___ Data to process ___

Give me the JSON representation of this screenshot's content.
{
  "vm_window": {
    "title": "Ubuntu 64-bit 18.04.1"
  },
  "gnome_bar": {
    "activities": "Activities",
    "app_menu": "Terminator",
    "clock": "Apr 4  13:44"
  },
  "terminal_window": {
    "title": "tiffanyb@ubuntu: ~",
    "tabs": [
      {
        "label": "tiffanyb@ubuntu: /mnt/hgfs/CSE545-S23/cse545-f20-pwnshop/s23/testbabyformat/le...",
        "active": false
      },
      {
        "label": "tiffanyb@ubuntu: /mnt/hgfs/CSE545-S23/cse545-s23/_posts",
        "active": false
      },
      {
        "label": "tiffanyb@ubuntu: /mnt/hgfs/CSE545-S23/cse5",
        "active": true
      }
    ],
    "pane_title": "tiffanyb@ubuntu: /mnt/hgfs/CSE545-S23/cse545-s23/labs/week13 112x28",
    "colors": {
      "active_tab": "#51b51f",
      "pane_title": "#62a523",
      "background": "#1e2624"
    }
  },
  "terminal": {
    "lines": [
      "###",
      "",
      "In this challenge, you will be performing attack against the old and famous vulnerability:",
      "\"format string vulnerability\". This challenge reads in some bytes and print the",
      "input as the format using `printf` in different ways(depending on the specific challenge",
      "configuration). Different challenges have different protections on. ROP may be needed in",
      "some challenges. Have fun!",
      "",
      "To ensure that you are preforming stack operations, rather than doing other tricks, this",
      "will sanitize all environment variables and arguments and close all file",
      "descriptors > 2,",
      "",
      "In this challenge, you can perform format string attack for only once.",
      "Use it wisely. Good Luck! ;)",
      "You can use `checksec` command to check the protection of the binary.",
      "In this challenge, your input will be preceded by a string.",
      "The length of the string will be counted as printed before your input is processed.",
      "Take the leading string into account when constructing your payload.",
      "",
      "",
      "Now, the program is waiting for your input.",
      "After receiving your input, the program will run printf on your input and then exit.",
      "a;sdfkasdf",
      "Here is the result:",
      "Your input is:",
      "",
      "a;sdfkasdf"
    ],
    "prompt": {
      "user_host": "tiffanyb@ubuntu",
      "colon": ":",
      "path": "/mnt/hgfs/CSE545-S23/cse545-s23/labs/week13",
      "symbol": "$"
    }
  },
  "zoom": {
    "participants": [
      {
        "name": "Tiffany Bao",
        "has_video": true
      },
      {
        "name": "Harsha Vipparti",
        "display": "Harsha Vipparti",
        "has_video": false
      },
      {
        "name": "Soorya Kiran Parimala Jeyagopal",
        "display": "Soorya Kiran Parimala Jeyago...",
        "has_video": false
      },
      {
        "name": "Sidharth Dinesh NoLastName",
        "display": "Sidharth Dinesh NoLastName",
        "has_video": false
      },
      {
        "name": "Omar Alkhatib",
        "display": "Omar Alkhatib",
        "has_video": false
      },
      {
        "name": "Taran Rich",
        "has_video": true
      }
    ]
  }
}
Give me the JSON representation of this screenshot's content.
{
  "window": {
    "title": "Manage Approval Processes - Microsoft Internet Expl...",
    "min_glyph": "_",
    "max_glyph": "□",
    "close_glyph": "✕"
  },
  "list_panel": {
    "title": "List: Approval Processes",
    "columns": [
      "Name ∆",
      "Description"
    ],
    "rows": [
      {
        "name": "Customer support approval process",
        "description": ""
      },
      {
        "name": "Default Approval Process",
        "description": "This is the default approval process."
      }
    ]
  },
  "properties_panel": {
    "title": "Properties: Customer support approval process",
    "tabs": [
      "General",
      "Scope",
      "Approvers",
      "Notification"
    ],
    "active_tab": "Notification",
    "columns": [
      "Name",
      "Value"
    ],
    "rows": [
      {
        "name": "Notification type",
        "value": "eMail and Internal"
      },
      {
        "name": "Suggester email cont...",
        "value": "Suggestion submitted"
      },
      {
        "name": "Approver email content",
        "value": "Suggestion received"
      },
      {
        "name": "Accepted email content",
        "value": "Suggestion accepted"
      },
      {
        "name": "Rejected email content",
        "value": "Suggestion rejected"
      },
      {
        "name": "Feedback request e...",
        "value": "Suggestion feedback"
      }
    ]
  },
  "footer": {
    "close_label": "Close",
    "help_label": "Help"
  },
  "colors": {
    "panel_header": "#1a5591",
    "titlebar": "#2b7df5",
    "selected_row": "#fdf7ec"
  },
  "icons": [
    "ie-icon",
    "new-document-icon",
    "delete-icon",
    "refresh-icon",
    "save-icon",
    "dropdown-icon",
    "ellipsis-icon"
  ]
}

___

* _What is asked_:
Copy out all lines that carry the word "Alkhatib".

* _Expected output_:
        "name": "Omar Alkhatib",
        "display": "Omar Alkhatib",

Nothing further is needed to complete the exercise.